Records excerpted from a collection:
>> BEGIN
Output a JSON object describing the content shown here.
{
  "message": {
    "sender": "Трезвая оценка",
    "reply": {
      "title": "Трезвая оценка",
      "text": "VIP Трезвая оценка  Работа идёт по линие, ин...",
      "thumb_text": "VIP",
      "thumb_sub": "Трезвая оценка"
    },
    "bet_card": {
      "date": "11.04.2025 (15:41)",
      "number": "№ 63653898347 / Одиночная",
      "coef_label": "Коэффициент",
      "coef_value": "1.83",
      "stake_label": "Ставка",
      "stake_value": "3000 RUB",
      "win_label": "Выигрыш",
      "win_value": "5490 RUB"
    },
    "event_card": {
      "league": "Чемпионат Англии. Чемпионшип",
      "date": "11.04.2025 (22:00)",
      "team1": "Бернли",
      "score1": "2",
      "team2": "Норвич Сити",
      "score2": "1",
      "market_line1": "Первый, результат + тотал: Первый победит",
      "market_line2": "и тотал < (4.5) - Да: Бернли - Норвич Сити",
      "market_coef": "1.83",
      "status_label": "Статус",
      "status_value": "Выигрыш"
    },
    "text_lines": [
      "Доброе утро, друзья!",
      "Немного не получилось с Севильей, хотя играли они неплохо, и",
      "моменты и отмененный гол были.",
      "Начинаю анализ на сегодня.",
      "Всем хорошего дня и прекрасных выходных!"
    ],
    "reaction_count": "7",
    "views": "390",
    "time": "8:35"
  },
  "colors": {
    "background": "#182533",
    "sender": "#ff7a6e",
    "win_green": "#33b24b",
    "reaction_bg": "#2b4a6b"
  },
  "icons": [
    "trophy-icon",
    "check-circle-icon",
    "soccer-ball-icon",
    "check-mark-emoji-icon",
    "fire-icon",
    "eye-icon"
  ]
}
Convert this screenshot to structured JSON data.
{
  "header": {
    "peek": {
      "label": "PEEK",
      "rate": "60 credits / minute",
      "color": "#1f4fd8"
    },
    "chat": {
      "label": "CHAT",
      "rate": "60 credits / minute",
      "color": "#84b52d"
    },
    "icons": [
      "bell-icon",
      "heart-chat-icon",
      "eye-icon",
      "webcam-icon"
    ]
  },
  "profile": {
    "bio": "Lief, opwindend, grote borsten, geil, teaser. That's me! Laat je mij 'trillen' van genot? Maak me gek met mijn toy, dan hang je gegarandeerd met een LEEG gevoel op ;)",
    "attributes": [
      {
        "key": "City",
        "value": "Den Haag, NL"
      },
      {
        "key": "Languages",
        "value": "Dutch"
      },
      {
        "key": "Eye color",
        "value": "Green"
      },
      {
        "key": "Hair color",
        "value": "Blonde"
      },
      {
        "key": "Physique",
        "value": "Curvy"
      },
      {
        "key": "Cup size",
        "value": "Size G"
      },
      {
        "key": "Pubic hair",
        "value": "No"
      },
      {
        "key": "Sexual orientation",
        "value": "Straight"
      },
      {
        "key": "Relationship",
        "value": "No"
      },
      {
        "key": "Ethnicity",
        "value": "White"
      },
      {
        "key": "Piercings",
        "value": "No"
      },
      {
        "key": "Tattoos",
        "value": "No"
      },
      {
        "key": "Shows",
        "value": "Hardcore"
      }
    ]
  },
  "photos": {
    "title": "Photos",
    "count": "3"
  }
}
>> END
• _Task instructions_
Would you reproduce the material above in full, exactly as given?

• _Full answer_
Output a JSON object describing the content shown here.
{
  "message": {
    "sender": "Трезвая оценка",
    "reply": {
      "title": "Трезвая оценка",
      "text": "VIP Трезвая оценка  Работа идёт по линие, ин...",
      "thumb_text": "VIP",
      "thumb_sub": "Трезвая оценка"
    },
    "bet_card": {
      "date": "11.04.2025 (15:41)",
      "number": "№ 63653898347 / Одиночная",
      "coef_label": "Коэффициент",
      "coef_value": "1.83",
      "stake_label": "Ставка",
      "stake_value": "3000 RUB",
      "win_label": "Выигрыш",
      "win_value": "5490 RUB"
    },
    "event_card": {
      "league": "Чемпионат Англии. Чемпионшип",
      "date": "11.04.2025 (22:00)",
      "team1": "Бернли",
      "score1": "2",
      "team2": "Норвич Сити",
      "score2": "1",
      "market_line1": "Первый, результат + тотал: Первый победит",
      "market_line2": "и тотал < (4.5) - Да: Бернли - Норвич Сити",
      "market_coef": "1.83",
      "status_label": "Статус",
      "status_value": "Выигрыш"
    },
    "text_lines": [
      "Доброе утро, друзья!",
      "Немного не получилось с Севильей, хотя играли они неплохо, и",
      "моменты и отмененный гол были.",
      "Начинаю анализ на сегодня.",
      "Всем хорошего дня и прекрасных выходных!"
    ],
    "reaction_count": "7",
    "views": "390",
    "time": "8:35"
  },
  "colors": {
    "background": "#182533",
    "sender": "#ff7a6e",
    "win_green": "#33b24b",
    "reaction_bg": "#2b4a6b"
  },
  "icons": [
    "trophy-icon",
    "check-circle-icon",
    "soccer-ball-icon",
    "check-mark-emoji-icon",
    "fire-icon",
    "eye-icon"
  ]
}
Convert this screenshot to structured JSON data.
{
  "header": {
    "peek": {
      "label": "PEEK",
      "rate": "60 credits / minute",
      "color": "#1f4fd8"
    },
    "chat": {
      "label": "CHAT",
      "rate": "60 credits / minute",
      "color": "#84b52d"
    },
    "icons": [
      "bell-icon",
      "heart-chat-icon",
      "eye-icon",
      "webcam-icon"
    ]
  },
  "profile": {
    "bio": "Lief, opwindend, grote borsten, geil, teaser. That's me! Laat je mij 'trillen' van genot? Maak me gek met mijn toy, dan hang je gegarandeerd met een LEEG gevoel op ;)",
    "attributes": [
      {
        "key": "City",
        "value": "Den Haag, NL"
      },
      {
        "key": "Languages",
        "value": "Dutch"
      },
      {
        "key": "Eye color",
        "value": "Green"
      },
      {
        "key": "Hair color",
        "value": "Blonde"
      },
      {
        "key": "Physique",
        "value": "Curvy"
      },
      {
        "key": "Cup size",
        "value": "Size G"
      },
      {
        "key": "Pubic hair",
        "value": "No"
      },
      {
        "key": "Sexual orientation",
        "value": "Straight"
      },
      {
        "key": "Relationship",
        "value": "No"
      },
      {
        "key": "Ethnicity",
        "value": "White"
      },
      {
        "key": "Piercings",
        "value": "No"
      },
      {
        "key": "Tattoos",
        "value": "No"
      },
      {
        "key": "Shows",
        "value": "Hardcore"
      }
    ]
  },
  "photos": {
    "title": "Photos",
    "count": "3"
  }
}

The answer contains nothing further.